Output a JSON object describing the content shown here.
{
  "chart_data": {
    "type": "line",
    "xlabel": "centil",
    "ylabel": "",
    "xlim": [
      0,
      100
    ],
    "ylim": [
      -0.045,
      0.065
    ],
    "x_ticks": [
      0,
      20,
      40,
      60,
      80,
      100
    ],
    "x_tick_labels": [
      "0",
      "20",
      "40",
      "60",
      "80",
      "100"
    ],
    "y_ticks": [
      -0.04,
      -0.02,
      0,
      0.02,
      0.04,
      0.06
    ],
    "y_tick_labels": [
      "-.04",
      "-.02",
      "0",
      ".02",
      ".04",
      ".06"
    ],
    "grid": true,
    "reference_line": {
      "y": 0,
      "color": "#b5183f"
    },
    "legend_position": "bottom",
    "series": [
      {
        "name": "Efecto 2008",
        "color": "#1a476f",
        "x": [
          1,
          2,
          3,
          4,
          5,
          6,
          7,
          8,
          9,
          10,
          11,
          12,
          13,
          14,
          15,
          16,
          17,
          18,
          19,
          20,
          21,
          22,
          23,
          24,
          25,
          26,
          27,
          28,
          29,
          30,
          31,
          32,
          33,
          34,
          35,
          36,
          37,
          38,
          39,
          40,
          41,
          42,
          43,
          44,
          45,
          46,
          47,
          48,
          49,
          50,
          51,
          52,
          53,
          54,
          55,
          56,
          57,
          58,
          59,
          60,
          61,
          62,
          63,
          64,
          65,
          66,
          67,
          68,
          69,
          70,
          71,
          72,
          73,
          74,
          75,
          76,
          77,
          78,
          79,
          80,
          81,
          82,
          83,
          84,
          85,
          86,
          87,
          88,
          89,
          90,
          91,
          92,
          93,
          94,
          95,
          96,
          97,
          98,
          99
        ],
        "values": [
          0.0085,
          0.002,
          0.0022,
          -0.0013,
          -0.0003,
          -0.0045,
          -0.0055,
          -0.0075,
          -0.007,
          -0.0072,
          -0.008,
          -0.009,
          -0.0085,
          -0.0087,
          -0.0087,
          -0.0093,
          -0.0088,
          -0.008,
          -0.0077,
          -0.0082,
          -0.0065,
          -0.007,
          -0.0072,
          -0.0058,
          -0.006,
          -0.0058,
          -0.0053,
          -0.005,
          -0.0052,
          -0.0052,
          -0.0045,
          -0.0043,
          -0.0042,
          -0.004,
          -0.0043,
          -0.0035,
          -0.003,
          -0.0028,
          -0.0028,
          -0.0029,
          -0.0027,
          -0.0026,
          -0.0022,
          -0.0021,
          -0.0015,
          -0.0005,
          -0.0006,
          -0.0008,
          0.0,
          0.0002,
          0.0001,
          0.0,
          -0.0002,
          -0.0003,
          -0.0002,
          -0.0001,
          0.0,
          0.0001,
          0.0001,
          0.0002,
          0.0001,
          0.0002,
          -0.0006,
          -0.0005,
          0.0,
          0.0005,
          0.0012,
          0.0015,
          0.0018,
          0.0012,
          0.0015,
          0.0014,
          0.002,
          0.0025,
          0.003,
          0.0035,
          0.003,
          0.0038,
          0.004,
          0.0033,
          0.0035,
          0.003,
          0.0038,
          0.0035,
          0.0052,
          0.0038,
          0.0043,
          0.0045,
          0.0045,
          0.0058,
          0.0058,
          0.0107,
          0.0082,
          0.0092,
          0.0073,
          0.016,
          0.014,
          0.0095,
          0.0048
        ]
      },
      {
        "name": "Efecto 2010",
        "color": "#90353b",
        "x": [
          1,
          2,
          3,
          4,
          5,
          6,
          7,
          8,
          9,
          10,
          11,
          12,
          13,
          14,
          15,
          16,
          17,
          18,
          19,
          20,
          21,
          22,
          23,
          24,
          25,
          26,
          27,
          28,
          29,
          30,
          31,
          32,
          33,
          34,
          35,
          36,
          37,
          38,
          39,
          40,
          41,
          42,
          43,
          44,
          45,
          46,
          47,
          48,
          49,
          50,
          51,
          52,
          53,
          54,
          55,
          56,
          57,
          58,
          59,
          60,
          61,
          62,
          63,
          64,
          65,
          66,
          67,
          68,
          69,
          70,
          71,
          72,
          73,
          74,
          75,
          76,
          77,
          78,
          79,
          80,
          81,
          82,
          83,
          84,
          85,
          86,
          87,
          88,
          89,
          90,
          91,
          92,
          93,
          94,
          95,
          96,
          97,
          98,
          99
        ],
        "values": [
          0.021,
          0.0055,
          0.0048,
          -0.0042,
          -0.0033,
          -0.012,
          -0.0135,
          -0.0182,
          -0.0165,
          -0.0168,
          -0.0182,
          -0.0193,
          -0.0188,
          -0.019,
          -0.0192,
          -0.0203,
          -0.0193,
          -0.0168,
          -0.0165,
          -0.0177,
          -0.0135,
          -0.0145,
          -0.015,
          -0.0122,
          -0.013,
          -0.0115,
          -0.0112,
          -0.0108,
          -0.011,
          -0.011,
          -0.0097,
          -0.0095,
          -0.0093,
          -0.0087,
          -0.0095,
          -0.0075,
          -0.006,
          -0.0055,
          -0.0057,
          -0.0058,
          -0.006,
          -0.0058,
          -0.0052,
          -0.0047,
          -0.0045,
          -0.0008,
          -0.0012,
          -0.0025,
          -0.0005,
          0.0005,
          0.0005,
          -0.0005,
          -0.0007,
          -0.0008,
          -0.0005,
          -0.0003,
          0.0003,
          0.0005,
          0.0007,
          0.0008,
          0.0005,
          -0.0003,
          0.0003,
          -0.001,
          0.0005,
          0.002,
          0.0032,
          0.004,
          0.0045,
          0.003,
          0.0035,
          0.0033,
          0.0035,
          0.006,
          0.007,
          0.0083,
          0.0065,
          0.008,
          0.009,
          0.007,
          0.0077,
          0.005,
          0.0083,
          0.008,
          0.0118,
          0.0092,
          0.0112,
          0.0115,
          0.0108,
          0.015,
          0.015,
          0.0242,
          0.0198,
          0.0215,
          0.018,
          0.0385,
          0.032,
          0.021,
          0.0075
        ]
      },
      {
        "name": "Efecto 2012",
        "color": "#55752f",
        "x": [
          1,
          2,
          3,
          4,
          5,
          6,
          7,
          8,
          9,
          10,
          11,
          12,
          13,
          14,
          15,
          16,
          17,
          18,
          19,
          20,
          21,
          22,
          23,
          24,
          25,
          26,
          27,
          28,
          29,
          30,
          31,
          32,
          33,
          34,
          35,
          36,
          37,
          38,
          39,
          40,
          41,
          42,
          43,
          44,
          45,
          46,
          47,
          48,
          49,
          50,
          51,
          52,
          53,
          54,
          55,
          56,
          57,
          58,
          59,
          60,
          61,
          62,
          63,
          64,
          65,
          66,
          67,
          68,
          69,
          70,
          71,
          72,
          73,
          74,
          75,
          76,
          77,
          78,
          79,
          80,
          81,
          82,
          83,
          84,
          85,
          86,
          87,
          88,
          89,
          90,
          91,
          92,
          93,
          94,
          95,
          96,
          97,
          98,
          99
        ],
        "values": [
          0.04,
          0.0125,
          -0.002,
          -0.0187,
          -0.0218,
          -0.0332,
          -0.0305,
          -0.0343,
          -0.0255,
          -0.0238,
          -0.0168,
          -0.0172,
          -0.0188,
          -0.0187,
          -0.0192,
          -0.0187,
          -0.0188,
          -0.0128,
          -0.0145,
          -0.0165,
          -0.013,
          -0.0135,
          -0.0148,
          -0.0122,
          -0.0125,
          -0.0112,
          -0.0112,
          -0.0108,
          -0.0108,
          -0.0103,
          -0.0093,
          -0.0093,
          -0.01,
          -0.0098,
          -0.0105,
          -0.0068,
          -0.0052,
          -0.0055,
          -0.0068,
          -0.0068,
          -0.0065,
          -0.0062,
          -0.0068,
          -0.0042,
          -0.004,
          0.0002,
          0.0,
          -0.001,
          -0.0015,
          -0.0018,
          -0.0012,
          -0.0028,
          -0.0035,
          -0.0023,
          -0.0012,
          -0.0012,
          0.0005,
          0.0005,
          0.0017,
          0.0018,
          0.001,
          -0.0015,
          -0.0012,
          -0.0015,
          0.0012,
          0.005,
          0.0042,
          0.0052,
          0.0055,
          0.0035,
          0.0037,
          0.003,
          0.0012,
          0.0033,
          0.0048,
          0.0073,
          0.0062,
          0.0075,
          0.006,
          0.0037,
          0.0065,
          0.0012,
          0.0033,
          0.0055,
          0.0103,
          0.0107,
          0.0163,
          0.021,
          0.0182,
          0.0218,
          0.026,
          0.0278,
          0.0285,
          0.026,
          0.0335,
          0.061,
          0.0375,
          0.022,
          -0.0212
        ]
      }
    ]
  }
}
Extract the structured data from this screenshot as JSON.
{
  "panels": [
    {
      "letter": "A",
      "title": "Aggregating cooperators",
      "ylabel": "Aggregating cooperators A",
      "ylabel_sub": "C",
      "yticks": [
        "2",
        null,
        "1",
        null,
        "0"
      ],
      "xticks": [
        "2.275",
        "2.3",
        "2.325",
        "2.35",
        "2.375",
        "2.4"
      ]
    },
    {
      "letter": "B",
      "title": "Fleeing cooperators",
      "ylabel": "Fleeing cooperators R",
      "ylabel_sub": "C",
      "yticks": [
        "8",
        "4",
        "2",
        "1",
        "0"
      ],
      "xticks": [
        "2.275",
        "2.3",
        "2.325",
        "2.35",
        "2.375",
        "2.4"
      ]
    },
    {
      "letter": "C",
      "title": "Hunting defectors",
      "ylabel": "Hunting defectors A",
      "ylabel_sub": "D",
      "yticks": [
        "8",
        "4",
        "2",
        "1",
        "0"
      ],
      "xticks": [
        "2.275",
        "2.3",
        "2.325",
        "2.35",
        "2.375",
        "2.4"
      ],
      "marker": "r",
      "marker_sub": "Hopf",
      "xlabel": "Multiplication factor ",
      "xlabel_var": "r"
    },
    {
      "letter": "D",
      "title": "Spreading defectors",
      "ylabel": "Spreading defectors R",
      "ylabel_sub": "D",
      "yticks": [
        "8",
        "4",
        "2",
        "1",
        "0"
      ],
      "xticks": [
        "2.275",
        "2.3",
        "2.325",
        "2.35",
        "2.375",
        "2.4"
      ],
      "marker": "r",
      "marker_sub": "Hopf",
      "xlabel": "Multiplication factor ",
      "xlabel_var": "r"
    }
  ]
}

_Required work_
Above are the records. Copy every line in them holding "Hunting".

_The solution_
      "title": "Hunting defectors",
      "ylabel": "Hunting defectors A",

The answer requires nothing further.